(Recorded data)

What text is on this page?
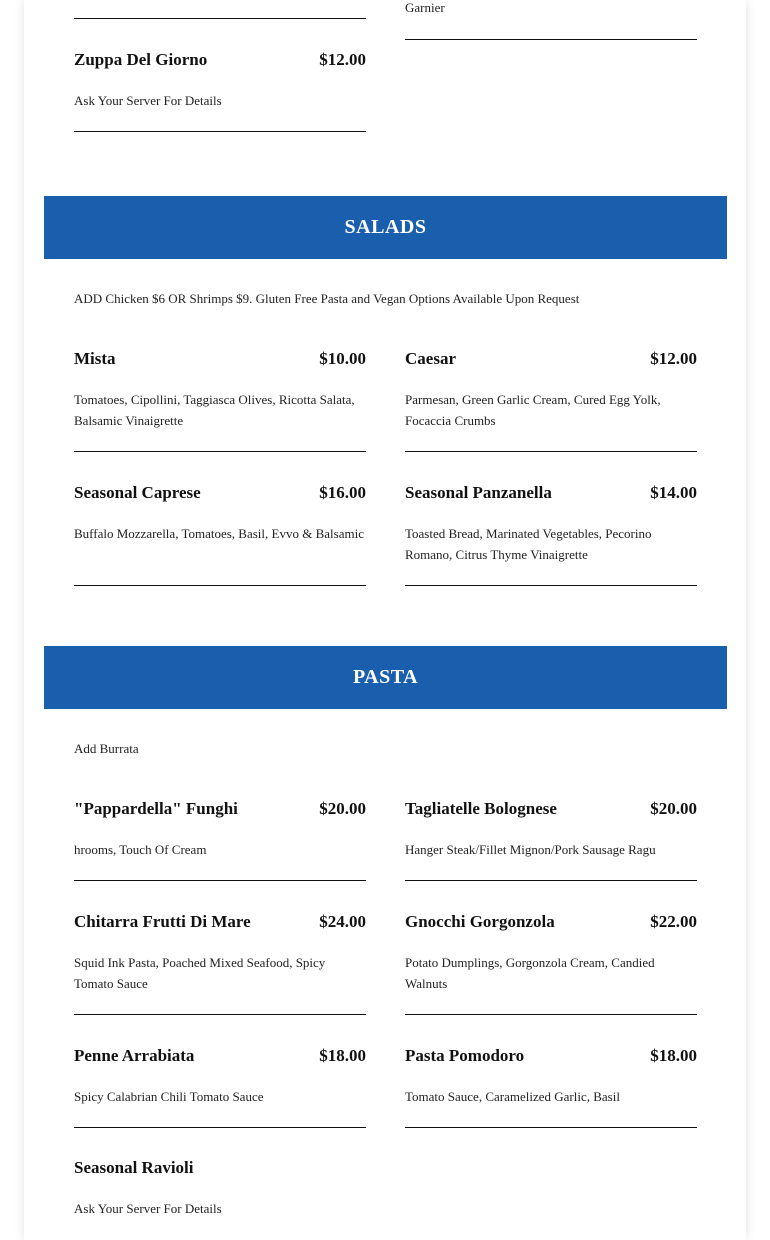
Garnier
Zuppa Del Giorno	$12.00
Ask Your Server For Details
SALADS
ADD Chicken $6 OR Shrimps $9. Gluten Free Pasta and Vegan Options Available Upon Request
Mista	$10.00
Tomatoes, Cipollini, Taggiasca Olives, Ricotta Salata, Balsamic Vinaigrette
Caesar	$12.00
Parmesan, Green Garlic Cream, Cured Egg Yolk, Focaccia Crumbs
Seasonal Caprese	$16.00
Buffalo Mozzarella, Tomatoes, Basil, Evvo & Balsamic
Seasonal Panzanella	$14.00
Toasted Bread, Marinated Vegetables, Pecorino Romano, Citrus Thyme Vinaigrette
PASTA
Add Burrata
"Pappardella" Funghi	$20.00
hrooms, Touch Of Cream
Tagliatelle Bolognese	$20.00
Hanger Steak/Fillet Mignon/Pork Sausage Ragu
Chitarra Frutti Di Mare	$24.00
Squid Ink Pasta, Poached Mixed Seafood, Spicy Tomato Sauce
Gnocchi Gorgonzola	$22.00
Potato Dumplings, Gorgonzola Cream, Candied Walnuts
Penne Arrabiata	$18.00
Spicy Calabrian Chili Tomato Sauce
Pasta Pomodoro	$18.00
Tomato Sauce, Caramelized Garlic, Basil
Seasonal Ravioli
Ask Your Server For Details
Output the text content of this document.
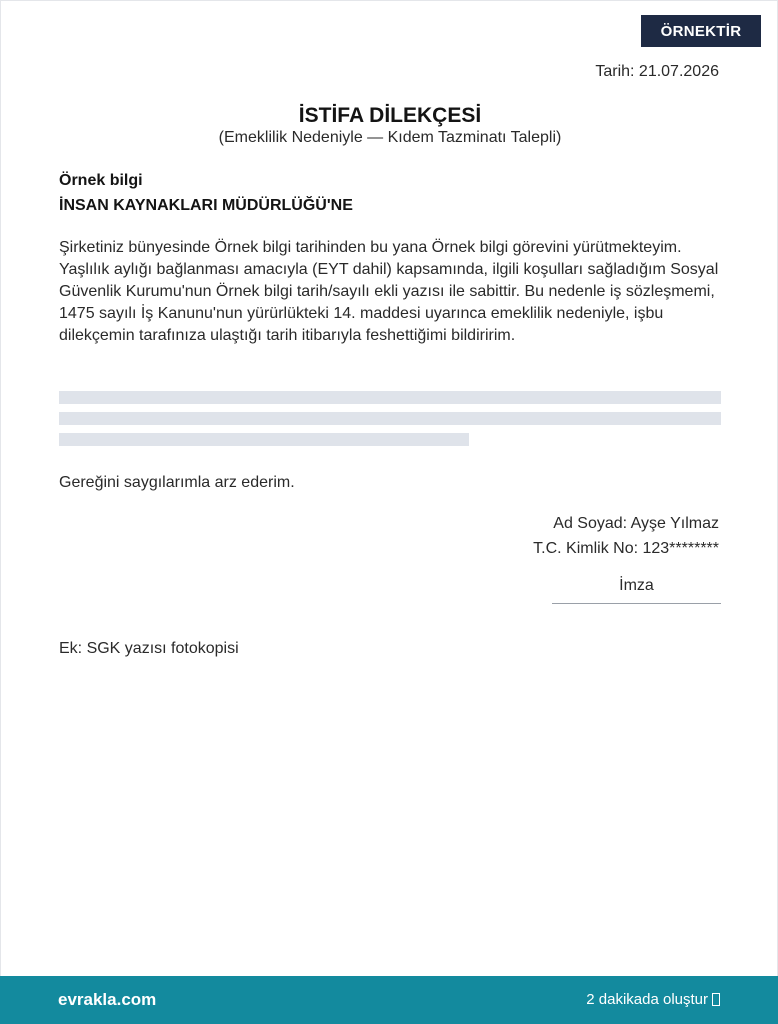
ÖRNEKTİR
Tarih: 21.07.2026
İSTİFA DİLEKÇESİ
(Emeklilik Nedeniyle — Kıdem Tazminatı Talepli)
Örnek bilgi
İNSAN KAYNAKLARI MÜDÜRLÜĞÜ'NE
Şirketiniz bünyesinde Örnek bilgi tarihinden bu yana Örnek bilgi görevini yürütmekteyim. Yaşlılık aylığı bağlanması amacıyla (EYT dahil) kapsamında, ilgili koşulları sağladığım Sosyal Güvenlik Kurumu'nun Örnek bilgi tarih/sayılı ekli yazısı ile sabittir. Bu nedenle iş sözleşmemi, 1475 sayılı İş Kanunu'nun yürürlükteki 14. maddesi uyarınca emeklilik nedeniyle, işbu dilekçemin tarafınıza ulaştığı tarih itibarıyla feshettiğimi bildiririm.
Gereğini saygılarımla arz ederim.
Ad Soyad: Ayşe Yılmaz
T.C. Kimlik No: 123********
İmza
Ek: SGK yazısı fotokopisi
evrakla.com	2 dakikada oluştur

*THE EXERCISE:*
Filter the listing for the word "Tomatoes" and copy every line that holds it.

*REPLY:*
Tomatoes, Cipollini, Taggiasca Olives, Ricotta Salata, Balsamic Vinaigrette
Buffalo Mozzarella, Tomatoes, Basil, Evvo & Balsamic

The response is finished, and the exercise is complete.